'''

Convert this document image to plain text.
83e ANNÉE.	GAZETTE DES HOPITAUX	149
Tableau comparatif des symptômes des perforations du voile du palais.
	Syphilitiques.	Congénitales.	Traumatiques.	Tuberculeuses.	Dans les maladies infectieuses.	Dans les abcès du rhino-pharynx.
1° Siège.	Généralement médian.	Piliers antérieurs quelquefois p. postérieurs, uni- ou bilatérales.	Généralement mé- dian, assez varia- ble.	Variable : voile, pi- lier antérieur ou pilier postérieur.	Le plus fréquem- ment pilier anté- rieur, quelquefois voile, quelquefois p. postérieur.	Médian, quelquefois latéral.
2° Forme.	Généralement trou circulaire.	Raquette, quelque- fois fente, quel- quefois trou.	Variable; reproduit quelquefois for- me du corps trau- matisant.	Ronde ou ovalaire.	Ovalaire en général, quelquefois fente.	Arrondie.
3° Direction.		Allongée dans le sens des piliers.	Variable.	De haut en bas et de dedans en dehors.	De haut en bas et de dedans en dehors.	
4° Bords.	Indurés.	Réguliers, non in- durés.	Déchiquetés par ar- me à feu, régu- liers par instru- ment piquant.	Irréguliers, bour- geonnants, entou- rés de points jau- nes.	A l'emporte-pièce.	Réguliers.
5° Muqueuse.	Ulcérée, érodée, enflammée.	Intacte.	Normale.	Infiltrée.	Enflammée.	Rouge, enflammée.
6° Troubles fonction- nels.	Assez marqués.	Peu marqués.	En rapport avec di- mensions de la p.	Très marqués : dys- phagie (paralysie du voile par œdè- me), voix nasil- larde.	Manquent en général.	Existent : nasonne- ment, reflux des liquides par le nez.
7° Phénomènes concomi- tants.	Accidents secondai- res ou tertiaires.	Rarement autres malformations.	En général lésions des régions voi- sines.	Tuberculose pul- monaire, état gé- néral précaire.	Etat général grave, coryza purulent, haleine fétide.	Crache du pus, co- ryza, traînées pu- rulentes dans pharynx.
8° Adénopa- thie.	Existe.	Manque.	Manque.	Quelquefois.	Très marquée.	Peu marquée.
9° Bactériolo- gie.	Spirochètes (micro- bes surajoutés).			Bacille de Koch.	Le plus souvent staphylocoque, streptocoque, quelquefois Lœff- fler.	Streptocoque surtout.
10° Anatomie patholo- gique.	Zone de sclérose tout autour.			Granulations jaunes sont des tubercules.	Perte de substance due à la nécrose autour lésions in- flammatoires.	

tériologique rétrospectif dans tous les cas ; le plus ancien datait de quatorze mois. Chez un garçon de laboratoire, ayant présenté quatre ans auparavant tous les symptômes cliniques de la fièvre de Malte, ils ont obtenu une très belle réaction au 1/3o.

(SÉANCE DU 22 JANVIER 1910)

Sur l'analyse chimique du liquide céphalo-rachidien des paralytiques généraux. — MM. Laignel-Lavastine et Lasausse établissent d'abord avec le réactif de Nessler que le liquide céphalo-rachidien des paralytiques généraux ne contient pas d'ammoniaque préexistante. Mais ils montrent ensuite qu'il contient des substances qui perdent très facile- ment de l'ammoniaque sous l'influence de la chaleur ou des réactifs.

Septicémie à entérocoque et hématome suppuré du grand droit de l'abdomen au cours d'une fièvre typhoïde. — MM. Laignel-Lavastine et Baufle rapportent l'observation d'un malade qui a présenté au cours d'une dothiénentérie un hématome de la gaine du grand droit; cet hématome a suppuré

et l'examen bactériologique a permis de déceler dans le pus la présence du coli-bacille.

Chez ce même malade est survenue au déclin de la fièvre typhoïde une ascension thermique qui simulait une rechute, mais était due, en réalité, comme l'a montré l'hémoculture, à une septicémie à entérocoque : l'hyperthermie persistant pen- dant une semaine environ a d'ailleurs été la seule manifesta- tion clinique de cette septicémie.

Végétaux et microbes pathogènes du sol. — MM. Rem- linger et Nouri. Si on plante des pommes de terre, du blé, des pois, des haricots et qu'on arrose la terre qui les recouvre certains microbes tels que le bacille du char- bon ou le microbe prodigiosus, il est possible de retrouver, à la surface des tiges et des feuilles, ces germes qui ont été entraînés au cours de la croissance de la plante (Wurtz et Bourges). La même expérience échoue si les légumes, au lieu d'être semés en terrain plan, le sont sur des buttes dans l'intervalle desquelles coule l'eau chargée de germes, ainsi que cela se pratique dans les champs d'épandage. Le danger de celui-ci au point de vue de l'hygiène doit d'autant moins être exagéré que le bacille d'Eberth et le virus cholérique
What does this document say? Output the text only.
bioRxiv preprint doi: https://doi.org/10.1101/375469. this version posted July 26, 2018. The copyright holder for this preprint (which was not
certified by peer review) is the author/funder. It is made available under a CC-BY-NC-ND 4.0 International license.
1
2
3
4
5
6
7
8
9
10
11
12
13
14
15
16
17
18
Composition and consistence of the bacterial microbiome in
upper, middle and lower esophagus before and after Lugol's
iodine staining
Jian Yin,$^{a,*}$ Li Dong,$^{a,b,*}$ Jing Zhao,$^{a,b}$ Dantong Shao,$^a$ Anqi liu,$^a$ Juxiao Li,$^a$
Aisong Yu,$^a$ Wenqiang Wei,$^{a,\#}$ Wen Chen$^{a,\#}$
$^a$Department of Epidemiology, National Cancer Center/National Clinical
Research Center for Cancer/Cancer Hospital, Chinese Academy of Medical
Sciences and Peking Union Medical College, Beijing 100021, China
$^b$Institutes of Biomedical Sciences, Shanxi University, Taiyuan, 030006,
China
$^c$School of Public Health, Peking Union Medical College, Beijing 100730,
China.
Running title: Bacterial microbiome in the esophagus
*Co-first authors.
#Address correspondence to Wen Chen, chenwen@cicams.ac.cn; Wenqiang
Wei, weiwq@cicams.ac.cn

'''
'''

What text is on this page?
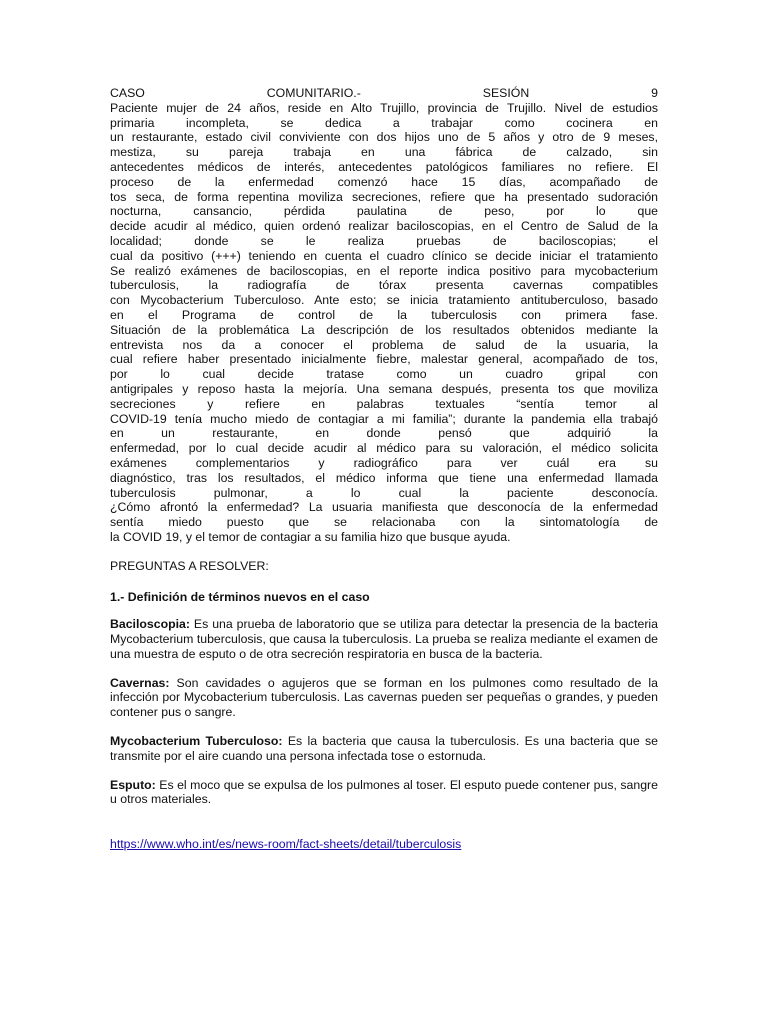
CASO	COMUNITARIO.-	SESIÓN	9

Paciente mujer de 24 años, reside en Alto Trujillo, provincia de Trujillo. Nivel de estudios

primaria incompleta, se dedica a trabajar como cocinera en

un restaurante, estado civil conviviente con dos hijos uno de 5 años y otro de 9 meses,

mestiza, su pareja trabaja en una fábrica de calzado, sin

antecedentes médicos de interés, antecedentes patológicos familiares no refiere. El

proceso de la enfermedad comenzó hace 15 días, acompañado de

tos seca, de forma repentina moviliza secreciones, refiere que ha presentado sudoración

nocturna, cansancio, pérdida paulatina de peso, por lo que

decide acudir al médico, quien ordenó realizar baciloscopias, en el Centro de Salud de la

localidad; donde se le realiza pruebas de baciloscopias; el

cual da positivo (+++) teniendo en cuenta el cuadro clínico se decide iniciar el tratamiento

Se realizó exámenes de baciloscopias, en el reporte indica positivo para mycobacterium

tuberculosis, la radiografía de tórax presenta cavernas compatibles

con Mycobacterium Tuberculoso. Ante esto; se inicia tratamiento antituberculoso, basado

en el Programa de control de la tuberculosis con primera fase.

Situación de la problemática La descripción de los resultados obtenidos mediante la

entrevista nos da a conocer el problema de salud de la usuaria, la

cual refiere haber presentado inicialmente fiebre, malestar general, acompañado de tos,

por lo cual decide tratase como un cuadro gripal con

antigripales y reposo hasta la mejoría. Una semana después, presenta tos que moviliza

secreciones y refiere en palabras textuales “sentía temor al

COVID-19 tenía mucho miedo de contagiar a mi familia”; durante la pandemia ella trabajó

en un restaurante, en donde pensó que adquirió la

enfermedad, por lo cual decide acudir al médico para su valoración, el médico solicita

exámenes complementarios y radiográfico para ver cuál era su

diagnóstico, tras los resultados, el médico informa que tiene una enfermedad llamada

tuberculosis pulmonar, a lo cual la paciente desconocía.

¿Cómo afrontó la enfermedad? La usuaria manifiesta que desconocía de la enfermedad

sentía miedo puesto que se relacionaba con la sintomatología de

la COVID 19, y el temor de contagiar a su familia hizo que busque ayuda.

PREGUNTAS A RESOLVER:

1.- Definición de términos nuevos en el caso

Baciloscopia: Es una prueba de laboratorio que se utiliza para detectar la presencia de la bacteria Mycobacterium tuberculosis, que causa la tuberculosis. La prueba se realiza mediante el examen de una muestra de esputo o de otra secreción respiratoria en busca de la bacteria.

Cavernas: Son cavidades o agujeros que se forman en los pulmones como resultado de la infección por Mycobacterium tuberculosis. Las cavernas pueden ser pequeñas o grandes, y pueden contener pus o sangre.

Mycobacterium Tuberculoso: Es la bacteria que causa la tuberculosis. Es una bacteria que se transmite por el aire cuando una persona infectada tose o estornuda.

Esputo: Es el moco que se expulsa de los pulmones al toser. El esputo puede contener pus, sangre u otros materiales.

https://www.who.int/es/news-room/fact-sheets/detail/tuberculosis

'''
'''

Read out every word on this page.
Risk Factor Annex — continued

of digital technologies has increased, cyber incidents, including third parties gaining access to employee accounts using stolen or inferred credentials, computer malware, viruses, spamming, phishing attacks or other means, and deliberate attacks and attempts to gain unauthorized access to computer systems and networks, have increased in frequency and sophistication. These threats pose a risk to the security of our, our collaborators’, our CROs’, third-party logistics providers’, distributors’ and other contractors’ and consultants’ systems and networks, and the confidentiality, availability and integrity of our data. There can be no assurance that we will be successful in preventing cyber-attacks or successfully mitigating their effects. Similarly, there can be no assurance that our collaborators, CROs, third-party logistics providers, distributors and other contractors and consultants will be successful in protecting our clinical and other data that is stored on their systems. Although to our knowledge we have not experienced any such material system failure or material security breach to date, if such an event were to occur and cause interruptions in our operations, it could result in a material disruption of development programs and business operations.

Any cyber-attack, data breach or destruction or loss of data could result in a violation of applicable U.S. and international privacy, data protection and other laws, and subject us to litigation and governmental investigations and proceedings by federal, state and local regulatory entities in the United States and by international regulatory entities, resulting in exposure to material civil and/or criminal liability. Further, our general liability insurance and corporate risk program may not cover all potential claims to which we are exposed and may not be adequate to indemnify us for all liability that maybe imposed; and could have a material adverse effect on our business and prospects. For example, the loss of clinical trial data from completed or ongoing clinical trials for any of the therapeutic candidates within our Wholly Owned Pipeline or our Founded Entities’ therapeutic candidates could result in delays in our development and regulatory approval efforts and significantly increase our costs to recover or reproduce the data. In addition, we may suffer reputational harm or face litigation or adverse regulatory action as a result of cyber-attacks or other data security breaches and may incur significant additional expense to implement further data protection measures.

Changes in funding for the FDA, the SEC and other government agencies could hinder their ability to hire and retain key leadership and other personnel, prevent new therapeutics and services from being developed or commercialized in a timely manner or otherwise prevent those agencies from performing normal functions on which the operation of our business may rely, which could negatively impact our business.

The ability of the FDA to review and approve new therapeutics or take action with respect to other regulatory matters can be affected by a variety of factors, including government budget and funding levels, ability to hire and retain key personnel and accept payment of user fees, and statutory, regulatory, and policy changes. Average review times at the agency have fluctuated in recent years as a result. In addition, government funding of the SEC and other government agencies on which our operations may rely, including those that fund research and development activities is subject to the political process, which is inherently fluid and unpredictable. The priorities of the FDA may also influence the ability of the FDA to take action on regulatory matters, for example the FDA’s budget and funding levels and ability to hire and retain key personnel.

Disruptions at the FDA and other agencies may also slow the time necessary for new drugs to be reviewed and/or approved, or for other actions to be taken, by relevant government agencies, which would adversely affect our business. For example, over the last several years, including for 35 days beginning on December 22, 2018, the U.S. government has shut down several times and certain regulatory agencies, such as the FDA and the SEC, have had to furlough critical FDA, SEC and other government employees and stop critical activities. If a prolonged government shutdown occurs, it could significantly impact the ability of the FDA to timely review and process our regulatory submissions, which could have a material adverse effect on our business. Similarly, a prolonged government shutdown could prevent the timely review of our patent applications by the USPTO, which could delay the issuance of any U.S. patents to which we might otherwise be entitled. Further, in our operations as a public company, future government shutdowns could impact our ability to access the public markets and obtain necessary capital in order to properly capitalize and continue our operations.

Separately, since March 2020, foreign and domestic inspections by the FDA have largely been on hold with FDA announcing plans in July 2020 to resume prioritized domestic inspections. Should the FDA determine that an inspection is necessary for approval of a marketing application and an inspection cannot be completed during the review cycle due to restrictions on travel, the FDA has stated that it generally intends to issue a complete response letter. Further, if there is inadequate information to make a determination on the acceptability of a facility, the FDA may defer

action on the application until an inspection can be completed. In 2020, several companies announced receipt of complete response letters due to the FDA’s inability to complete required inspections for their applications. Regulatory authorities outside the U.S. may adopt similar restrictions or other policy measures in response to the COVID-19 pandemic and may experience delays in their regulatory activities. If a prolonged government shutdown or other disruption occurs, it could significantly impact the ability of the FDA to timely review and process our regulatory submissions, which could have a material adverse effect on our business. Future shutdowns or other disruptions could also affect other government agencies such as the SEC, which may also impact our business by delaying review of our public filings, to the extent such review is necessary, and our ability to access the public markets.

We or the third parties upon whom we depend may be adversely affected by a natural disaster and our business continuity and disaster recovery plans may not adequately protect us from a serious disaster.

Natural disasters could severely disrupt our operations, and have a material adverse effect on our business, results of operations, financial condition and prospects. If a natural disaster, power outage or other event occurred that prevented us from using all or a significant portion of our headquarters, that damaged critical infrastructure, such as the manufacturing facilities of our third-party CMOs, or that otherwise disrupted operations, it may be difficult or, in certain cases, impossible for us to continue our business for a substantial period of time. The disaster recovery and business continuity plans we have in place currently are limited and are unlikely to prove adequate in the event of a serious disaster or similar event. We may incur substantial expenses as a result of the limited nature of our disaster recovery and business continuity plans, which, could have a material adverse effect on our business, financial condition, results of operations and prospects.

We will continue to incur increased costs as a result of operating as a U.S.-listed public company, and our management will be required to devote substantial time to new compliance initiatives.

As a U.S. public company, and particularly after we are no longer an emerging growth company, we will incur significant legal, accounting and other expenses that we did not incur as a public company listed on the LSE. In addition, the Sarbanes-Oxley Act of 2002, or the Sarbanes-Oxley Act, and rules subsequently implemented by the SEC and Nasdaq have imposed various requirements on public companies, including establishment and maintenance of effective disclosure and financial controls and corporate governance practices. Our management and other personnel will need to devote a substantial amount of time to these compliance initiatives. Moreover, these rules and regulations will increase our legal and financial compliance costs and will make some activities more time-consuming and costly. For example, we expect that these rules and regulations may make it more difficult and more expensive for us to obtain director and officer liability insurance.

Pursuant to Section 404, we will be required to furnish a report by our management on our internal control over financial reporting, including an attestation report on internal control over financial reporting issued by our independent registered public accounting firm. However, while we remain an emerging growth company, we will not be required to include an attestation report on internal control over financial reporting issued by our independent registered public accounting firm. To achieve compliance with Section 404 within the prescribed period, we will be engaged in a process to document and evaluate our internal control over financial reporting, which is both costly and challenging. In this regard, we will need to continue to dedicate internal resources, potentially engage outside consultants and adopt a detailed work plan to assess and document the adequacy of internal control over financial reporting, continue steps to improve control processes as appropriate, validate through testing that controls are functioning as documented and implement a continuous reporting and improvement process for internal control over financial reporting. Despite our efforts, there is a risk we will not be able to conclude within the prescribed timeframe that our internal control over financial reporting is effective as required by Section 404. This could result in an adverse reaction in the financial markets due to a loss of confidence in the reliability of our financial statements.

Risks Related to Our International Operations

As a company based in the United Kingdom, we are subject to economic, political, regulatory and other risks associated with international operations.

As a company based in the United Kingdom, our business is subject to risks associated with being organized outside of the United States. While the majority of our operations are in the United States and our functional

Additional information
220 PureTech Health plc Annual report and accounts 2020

'''

→ The task: What lines of the material above hold the string "Center"? Please copy them.

→ Response:
$^a$Department of Epidemiology, National Cancer Center/National Clinical
Research Center for Cancer/Cancer Hospital, Chinese Academy of Medical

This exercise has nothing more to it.